_WHAT YOU NEED TO DO_. Find each line containing the string "settings". Copy it.

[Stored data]
┄┄┄┄┄┄┄┄┄┄
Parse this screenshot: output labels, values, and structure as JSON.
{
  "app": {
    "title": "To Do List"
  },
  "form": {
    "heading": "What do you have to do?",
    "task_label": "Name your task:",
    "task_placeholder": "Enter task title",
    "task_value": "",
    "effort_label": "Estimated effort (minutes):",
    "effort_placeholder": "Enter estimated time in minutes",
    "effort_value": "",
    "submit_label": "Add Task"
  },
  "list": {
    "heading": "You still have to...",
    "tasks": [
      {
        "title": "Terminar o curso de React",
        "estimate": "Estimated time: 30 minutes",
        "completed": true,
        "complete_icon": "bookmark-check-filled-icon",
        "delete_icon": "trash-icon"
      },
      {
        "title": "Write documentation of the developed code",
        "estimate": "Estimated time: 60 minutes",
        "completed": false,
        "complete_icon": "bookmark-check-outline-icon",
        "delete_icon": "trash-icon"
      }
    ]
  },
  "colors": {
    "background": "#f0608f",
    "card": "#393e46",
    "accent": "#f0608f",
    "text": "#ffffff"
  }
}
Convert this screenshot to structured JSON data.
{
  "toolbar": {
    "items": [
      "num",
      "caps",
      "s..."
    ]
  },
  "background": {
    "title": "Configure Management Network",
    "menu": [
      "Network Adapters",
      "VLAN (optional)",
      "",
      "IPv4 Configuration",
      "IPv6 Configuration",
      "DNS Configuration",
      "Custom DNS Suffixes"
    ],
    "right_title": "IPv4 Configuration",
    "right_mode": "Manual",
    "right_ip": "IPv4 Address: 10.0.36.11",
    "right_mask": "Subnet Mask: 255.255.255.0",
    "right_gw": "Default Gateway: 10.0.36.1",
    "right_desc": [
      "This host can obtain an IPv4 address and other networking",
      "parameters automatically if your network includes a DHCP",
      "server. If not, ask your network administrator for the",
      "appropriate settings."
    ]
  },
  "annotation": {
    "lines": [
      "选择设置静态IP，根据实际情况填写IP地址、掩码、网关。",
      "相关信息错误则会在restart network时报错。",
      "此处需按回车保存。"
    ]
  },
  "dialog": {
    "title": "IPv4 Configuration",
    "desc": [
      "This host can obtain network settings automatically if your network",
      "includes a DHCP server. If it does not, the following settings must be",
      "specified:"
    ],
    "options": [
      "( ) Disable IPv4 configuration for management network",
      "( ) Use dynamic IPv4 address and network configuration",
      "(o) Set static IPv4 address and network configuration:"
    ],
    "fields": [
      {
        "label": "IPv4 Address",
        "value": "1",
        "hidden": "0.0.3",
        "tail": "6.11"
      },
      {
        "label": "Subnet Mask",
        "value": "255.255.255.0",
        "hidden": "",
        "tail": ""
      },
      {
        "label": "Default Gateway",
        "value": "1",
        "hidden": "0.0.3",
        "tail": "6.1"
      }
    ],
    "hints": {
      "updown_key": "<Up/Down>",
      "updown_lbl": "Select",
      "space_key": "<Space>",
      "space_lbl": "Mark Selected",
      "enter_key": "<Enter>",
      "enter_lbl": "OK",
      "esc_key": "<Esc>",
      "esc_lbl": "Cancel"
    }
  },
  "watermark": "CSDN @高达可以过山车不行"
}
┄┄┄┄┄┄┄┄┄┄
_THE COMPLETED TASK_.
      "appropriate settings."
      "This host can obtain network settings automatically if your network",
      "includes a DHCP server. If it does not, the following settings must be",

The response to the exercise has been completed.